Start of ENTRIES SHOWN

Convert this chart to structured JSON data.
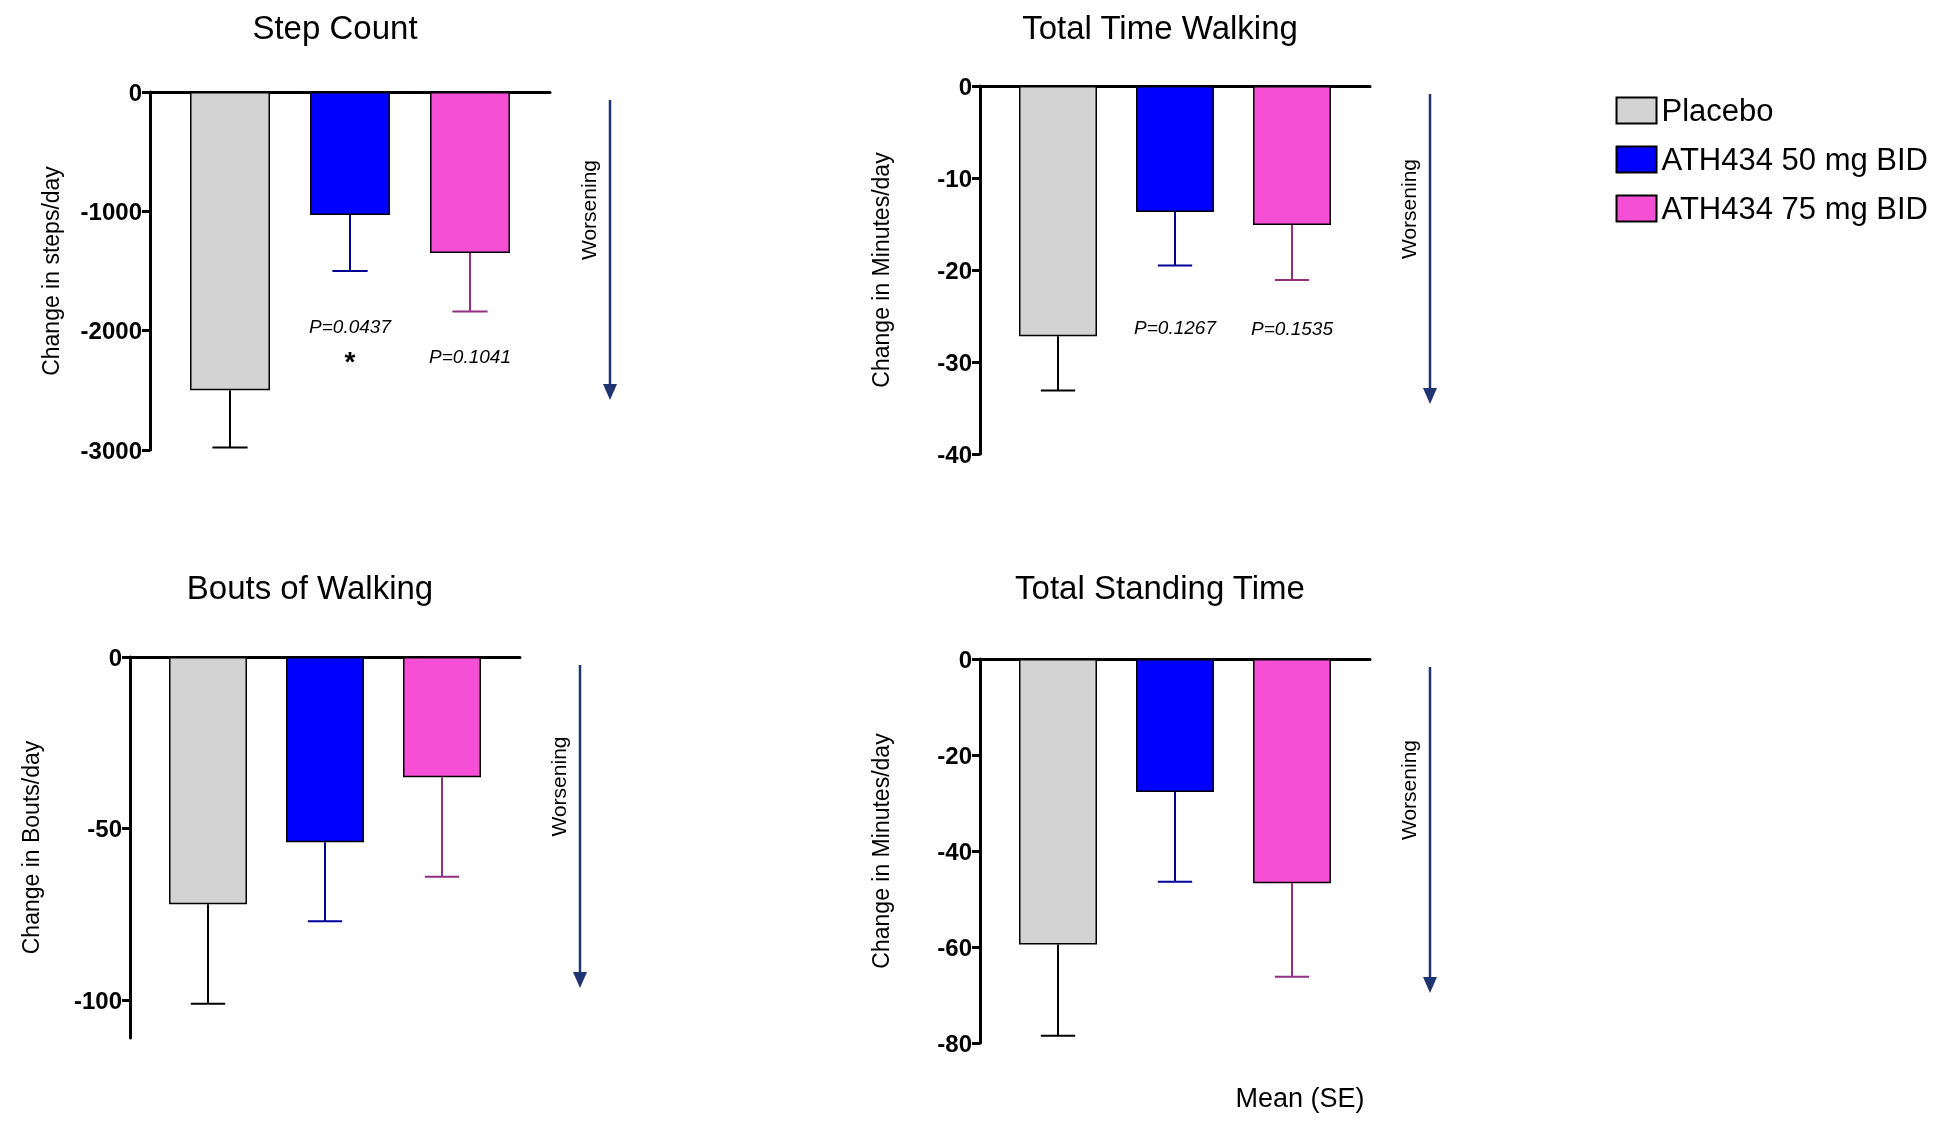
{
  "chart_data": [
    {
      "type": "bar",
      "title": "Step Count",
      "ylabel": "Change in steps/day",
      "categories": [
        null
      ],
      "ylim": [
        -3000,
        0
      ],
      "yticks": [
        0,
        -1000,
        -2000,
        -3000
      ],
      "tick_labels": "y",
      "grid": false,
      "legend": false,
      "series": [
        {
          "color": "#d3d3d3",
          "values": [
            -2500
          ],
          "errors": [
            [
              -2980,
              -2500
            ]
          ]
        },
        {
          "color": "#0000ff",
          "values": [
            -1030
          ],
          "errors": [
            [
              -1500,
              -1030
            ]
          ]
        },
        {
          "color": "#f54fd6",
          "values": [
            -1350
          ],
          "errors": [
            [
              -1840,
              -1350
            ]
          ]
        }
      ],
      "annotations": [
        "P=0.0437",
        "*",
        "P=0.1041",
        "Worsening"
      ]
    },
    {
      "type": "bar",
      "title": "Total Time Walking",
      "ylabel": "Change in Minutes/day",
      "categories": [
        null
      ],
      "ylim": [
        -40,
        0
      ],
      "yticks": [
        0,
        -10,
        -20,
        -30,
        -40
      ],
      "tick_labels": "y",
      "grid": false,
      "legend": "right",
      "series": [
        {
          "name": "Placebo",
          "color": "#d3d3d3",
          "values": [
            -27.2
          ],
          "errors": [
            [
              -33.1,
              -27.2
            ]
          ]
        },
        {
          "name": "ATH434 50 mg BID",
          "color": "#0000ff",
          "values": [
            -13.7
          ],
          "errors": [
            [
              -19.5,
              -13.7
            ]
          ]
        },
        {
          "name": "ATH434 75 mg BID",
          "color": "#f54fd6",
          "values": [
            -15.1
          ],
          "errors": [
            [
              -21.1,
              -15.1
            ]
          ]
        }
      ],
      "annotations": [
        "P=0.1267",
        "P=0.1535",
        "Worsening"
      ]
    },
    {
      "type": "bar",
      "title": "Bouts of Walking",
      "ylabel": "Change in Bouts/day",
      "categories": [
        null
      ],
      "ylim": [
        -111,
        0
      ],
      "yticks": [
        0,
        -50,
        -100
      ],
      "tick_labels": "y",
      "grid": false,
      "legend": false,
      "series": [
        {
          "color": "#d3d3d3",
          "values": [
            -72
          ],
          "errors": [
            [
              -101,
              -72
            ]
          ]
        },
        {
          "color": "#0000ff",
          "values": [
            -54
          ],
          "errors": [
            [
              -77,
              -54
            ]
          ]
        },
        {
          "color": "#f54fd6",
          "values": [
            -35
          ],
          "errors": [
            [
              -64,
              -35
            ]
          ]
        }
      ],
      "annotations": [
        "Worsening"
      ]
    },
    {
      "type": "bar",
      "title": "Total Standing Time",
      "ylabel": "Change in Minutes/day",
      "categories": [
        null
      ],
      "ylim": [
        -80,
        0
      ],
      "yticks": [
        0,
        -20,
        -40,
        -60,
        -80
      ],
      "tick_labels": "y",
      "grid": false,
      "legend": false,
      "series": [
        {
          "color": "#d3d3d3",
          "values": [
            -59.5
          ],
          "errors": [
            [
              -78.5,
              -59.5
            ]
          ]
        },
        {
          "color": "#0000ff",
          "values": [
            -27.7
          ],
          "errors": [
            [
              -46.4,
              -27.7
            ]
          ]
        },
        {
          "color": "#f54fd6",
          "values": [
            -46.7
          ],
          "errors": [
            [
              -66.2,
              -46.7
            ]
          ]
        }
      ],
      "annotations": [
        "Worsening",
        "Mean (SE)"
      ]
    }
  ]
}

End of ENTRIES SHOWN
Start of ENTRIES SHOWN

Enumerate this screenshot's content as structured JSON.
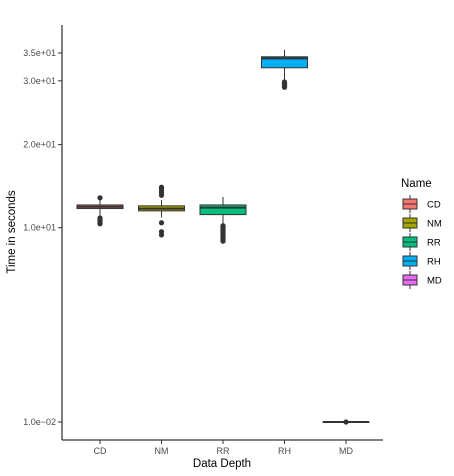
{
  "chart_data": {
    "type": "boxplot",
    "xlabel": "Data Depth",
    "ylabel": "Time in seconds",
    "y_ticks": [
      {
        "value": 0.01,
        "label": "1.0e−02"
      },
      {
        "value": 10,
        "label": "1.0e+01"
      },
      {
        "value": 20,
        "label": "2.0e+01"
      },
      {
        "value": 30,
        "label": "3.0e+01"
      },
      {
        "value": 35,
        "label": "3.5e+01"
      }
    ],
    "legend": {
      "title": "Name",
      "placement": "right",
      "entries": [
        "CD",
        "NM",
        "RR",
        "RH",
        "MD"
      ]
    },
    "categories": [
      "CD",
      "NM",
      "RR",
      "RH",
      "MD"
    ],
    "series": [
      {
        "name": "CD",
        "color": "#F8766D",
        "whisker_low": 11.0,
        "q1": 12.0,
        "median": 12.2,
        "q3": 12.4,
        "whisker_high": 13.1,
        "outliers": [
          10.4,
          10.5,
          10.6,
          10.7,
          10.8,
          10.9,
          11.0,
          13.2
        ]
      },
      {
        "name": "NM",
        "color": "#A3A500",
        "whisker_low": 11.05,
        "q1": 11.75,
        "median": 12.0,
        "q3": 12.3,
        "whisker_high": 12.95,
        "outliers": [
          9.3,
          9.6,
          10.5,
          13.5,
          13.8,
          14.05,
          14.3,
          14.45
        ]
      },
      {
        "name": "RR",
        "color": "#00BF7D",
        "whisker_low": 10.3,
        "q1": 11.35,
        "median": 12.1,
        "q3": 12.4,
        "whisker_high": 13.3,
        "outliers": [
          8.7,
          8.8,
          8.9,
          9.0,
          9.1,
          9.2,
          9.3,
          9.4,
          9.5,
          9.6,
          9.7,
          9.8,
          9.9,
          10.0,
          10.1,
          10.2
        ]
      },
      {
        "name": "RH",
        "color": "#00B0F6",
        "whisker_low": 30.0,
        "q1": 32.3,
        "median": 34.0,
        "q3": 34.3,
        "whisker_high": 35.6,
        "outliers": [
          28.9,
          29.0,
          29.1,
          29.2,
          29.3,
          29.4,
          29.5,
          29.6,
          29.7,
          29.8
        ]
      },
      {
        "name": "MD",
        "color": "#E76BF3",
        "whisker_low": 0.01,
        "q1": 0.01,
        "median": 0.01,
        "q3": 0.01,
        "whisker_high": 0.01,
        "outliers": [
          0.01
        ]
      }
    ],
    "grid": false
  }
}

End of ENTRIES SHOWN
Start of ENTRIES SHOWN

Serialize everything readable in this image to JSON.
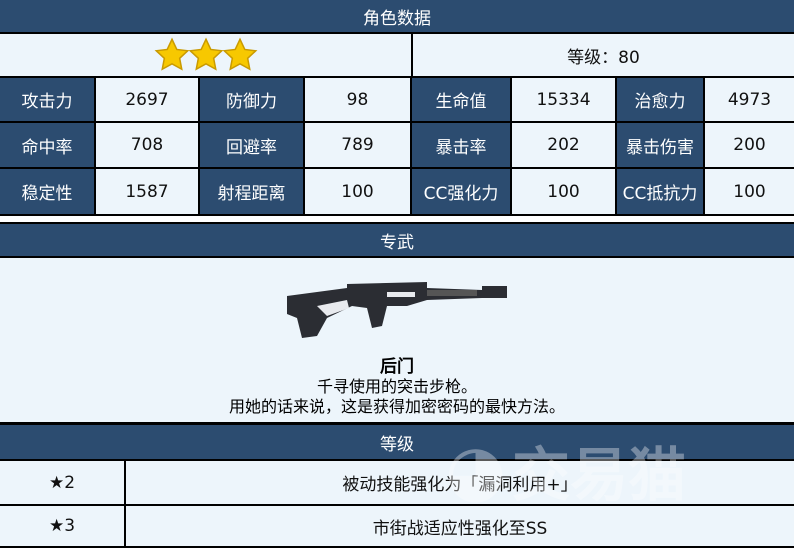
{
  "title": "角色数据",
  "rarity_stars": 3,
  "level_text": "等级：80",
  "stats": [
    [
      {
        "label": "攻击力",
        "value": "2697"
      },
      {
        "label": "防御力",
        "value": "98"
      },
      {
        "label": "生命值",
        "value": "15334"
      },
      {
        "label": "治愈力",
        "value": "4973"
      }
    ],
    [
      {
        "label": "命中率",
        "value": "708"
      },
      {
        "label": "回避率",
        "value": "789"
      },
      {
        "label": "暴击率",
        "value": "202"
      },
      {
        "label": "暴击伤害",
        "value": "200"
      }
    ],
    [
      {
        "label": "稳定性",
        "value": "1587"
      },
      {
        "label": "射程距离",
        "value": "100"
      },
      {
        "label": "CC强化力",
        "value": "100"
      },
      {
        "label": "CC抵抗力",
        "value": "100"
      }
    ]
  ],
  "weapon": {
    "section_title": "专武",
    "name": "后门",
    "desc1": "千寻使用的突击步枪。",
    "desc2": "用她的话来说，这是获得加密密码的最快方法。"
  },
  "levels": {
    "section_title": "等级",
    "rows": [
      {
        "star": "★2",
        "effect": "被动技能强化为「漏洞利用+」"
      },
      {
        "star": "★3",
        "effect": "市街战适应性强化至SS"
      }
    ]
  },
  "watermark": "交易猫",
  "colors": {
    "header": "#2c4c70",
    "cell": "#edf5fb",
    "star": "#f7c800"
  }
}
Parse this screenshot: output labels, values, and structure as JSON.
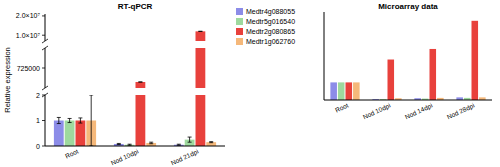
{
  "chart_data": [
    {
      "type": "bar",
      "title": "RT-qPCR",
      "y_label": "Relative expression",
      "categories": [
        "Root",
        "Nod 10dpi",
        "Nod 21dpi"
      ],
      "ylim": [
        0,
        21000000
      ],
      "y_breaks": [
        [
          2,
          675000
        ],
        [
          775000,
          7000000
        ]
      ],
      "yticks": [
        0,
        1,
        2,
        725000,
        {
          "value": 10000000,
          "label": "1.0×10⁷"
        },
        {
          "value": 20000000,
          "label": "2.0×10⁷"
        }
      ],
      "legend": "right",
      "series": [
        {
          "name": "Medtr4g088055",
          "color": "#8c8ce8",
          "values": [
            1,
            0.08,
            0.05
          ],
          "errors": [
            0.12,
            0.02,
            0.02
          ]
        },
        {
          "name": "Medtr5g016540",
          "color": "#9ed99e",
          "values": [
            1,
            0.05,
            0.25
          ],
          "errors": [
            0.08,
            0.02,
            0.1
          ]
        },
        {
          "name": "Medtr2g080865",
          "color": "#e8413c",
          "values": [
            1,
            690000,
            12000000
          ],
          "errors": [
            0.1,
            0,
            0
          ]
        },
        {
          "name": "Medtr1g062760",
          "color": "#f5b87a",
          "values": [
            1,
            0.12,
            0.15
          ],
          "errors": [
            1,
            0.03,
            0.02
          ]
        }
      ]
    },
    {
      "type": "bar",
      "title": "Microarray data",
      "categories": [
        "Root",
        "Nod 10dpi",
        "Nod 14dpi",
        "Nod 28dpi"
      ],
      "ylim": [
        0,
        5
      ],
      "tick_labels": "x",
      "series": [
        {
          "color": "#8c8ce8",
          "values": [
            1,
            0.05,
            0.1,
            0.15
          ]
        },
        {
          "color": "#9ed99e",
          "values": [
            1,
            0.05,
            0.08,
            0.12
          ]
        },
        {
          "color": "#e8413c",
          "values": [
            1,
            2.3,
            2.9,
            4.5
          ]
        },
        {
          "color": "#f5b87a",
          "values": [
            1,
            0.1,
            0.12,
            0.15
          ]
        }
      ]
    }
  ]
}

End of ENTRIES SHOWN

- REQUIREMENTS
Look for "JSON" and pull out every line that has it.

- ANSWER TO THE PROBLEM
Convert this chart to structured JSON data.
Enumerate this screenshot's content as structured JSON.
Serialize everything readable in this image to JSON.
Parse this screenshot: output labels, values, and structure as JSON.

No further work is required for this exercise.